## What to work on
Show all lines of the listing that hold the word "gift".

(Extracted records)
────────────────

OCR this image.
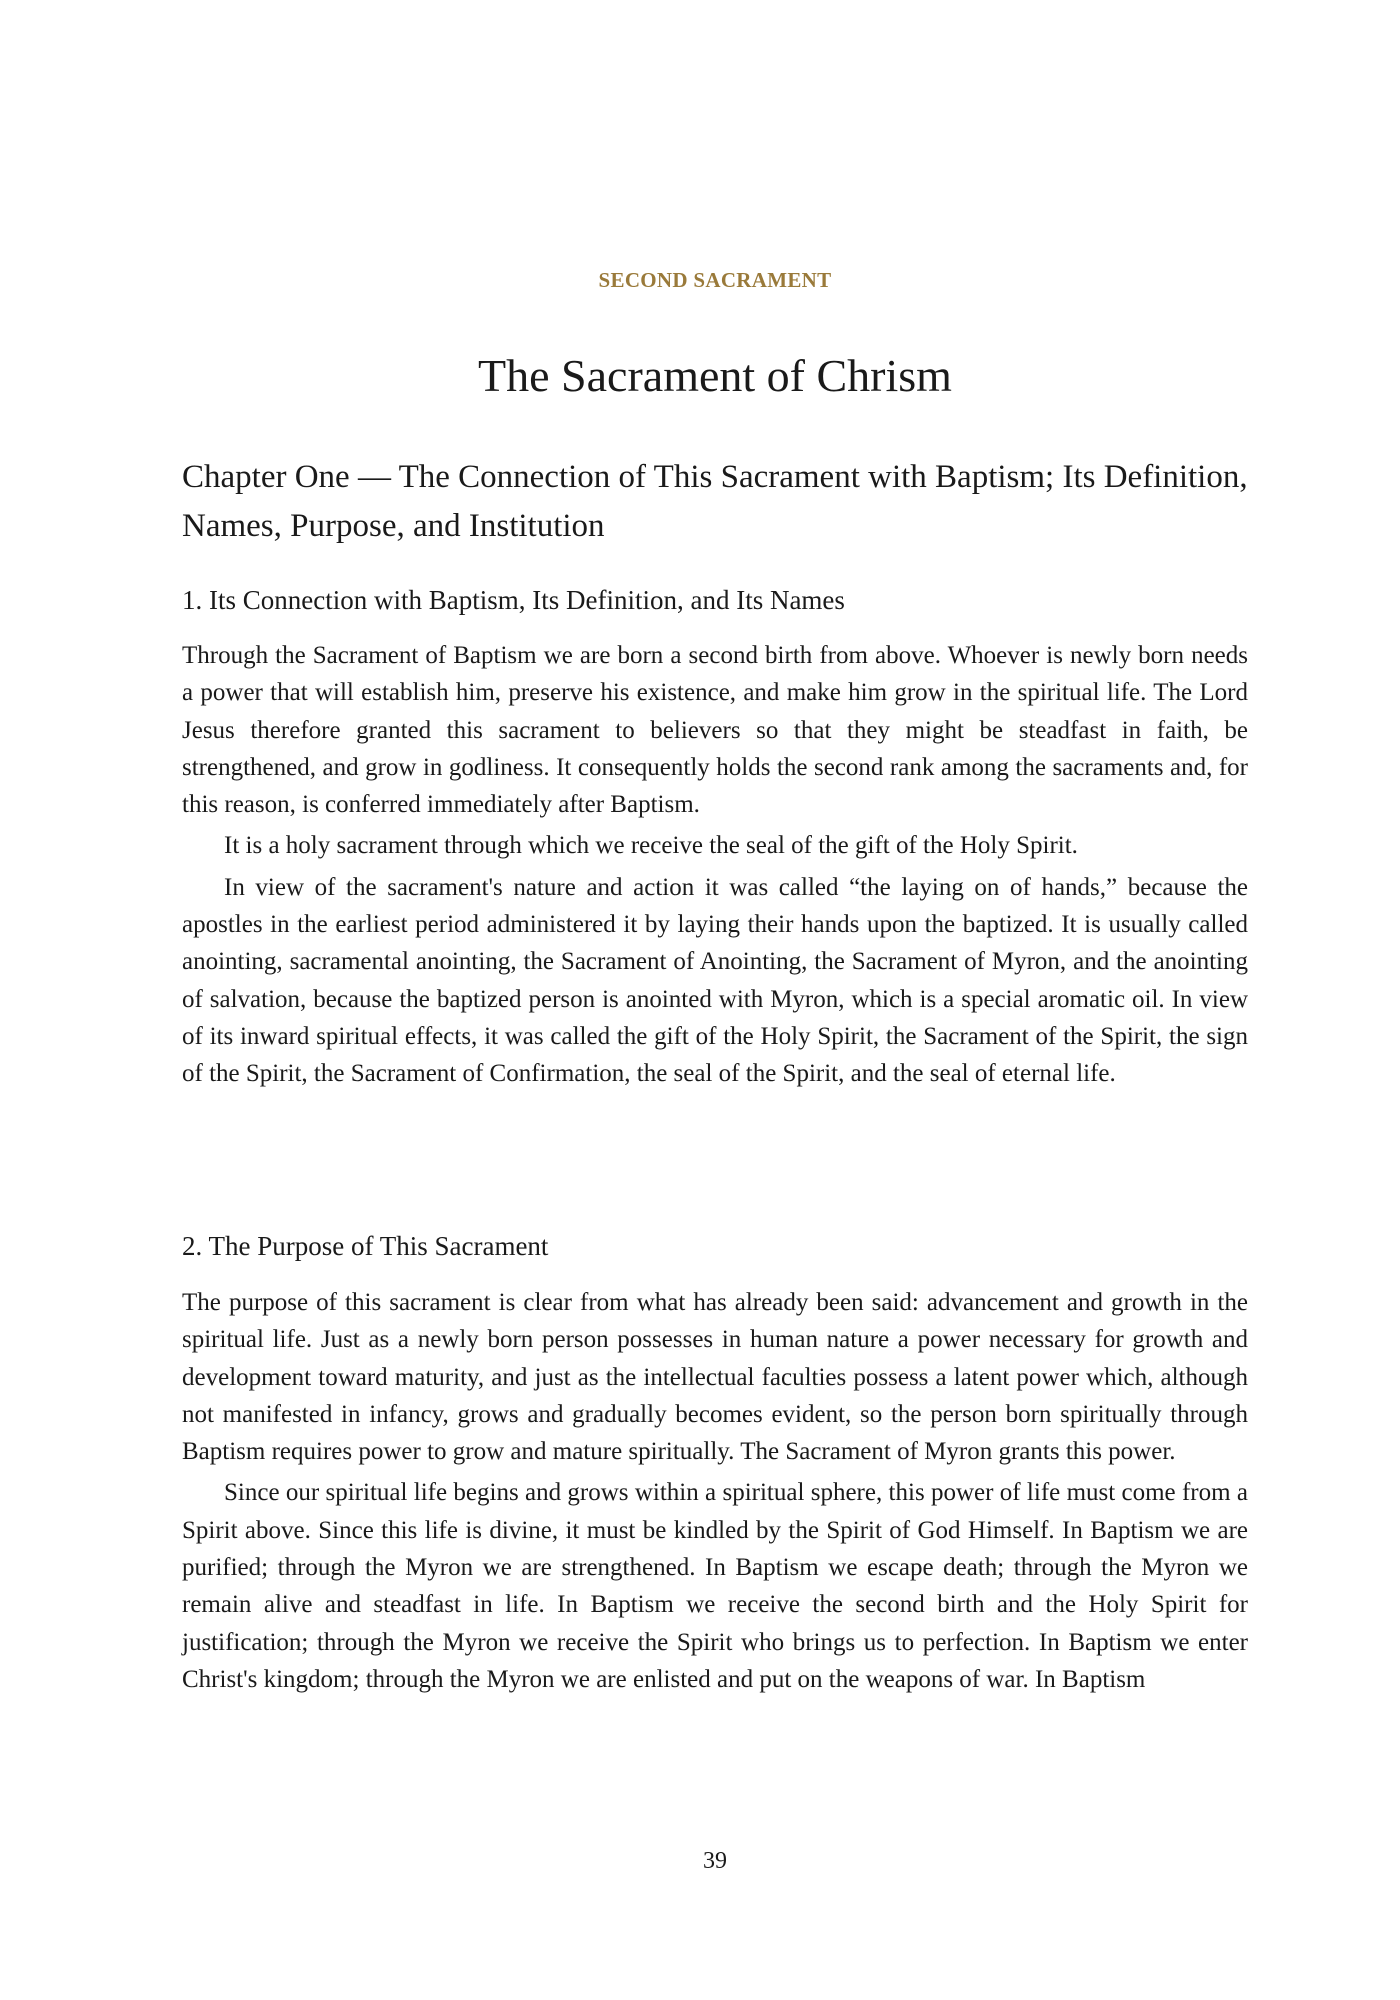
SECOND SACRAMENT
The Sacrament of Chrism
Chapter One — The Connection of This Sacrament with Baptism; Its Definition, Names, Purpose, and Institution
1. Its Connection with Baptism, Its Definition, and Its Names

Through the Sacrament of Baptism we are born a second birth from above. Whoever is newly born needs a power that will establish him, preserve his existence, and make him grow in the spiritual life. The Lord Jesus therefore granted this sacrament to believers so that they might be steadfast in faith, be strengthened, and grow in godliness. It consequently holds the second rank among the sacraments and, for this reason, is conferred immediately after Baptism.

It is a holy sacrament through which we receive the seal of the gift of the Holy Spirit.

In view of the sacrament's nature and action it was called “the laying on of hands,” because the apostles in the earliest period administered it by laying their hands upon the baptized. It is usually called anointing, sacramental anointing, the Sacrament of Anointing, the Sacrament of Myron, and the anointing of salvation, because the baptized person is anointed with Myron, which is a special aromatic oil. In view of its inward spiritual effects, it was called the gift of the Holy Spirit, the Sacrament of the Spirit, the sign of the Spirit, the Sacrament of Confirmation, the seal of the Spirit, and the seal of eternal life.

2. The Purpose of This Sacrament

The purpose of this sacrament is clear from what has already been said: advancement and growth in the spiritual life. Just as a newly born person possesses in human nature a power necessary for growth and development toward maturity, and just as the intellectual faculties possess a latent power which, although not manifested in infancy, grows and gradually becomes evident, so the person born spiritually through Baptism requires power to grow and mature spiritually. The Sacrament of Myron grants this power.

Since our spiritual life begins and grows within a spiritual sphere, this power of life must come from a Spirit above. Since this life is divine, it must be kindled by the Spirit of God Himself. In Baptism we are purified; through the Myron we are strengthened. In Baptism we escape death; through the Myron we remain alive and steadfast in life. In Baptism we receive the second birth and the Holy Spirit for justification; through the Myron we receive the Spirit who brings us to perfection. In Baptism we enter Christ's kingdom; through the Myron we are enlisted and put on the weapons of war. In Baptism

39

────────────────

## Finished exercise
It is a holy sacrament through which we receive the seal of the gift of the Holy Spirit.
In view of the sacrament's nature and action it was called “the laying on of hands,” because the apostles in the earliest period administered it by laying their hands upon the baptized. It is usually called anointing, sacramental anointing, the Sacrament of Anointing, the Sacrament of Myron, and the anointing of salvation, because the baptized person is anointed with Myron, which is a special aromatic oil. In view of its inward spiritual effects, it was called the gift of the Holy Spirit, the Sacrament of the Spirit, the sign of the Spirit, the Sacrament of Confirmation, the seal of the Spirit, and the seal of eternal life.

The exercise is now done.